EXERCISE TASK:
Write out each line of the material again, word for word.

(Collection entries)
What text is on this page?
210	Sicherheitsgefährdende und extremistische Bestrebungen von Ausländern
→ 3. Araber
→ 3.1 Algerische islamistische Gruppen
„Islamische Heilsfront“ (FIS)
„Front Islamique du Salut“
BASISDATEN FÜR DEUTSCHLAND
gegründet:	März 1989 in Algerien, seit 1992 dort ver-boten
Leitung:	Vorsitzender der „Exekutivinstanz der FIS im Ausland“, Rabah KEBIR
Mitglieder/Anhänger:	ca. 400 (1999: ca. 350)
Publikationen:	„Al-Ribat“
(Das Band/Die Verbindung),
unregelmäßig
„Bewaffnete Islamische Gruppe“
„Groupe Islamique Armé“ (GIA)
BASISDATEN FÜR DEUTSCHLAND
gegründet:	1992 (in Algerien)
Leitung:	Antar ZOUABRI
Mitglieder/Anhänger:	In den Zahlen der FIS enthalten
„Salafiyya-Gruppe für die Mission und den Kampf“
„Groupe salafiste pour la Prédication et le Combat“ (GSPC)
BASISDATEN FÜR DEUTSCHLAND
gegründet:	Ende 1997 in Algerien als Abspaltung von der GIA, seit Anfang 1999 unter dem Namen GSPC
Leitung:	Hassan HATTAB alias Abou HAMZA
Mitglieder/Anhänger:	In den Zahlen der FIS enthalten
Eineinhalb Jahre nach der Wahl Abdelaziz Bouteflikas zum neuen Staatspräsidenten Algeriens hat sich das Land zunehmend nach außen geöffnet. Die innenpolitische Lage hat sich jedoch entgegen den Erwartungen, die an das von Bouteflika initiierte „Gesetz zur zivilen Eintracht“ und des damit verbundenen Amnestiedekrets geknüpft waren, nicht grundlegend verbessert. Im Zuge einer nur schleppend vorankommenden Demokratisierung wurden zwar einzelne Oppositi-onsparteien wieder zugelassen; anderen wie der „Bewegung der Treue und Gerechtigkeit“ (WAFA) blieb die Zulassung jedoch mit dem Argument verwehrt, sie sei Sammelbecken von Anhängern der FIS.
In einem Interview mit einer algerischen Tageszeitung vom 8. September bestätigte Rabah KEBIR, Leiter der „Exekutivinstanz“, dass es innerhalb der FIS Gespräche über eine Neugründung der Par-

TASK OUTPUT:
What text is on this page?
210	Sicherheitsgefährdende und extremistische Bestrebungen von Ausländern
→ 3. Araber
→ 3.1 Algerische islamistische Gruppen
„Islamische Heilsfront“ (FIS)
„Front Islamique du Salut“
BASISDATEN FÜR DEUTSCHLAND
gegründet:	März 1989 in Algerien, seit 1992 dort ver-boten
Leitung:	Vorsitzender der „Exekutivinstanz der FIS im Ausland“, Rabah KEBIR
Mitglieder/Anhänger:	ca. 400 (1999: ca. 350)
Publikationen:	„Al-Ribat“
(Das Band/Die Verbindung),
unregelmäßig
„Bewaffnete Islamische Gruppe“
„Groupe Islamique Armé“ (GIA)
BASISDATEN FÜR DEUTSCHLAND
gegründet:	1992 (in Algerien)
Leitung:	Antar ZOUABRI
Mitglieder/Anhänger:	In den Zahlen der FIS enthalten
„Salafiyya-Gruppe für die Mission und den Kampf“
„Groupe salafiste pour la Prédication et le Combat“ (GSPC)
BASISDATEN FÜR DEUTSCHLAND
gegründet:	Ende 1997 in Algerien als Abspaltung von der GIA, seit Anfang 1999 unter dem Namen GSPC
Leitung:	Hassan HATTAB alias Abou HAMZA
Mitglieder/Anhänger:	In den Zahlen der FIS enthalten
Eineinhalb Jahre nach der Wahl Abdelaziz Bouteflikas zum neuen Staatspräsidenten Algeriens hat sich das Land zunehmend nach außen geöffnet. Die innenpolitische Lage hat sich jedoch entgegen den Erwartungen, die an das von Bouteflika initiierte „Gesetz zur zivilen Eintracht“ und des damit verbundenen Amnestiedekrets geknüpft waren, nicht grundlegend verbessert. Im Zuge einer nur schleppend vorankommenden Demokratisierung wurden zwar einzelne Oppositi-onsparteien wieder zugelassen; anderen wie der „Bewegung der Treue und Gerechtigkeit“ (WAFA) blieb die Zulassung jedoch mit dem Argument verwehrt, sie sei Sammelbecken von Anhängern der FIS.
In einem Interview mit einer algerischen Tageszeitung vom 8. September bestätigte Rabah KEBIR, Leiter der „Exekutivinstanz“, dass es innerhalb der FIS Gespräche über eine Neugründung der Par-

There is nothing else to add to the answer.